TO DO.
Your task is to output the data exactly as it stands.

PROVIDED MATERIAL.
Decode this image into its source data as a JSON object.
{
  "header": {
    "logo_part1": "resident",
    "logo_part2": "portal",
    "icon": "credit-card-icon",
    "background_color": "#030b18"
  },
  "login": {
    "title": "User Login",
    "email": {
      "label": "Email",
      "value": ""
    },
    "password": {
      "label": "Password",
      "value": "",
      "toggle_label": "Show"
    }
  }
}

WRITTEN RESPONSE.
Decode this image into its source data as a JSON object.
{
  "header": {
    "logo_part1": "resident",
    "logo_part2": "portal",
    "icon": "credit-card-icon",
    "background_color": "#030b18"
  },
  "login": {
    "title": "User Login",
    "email": {
      "label": "Email",
      "value": ""
    },
    "password": {
      "label": "Password",
      "value": "",
      "toggle_label": "Show"
    }
  }
}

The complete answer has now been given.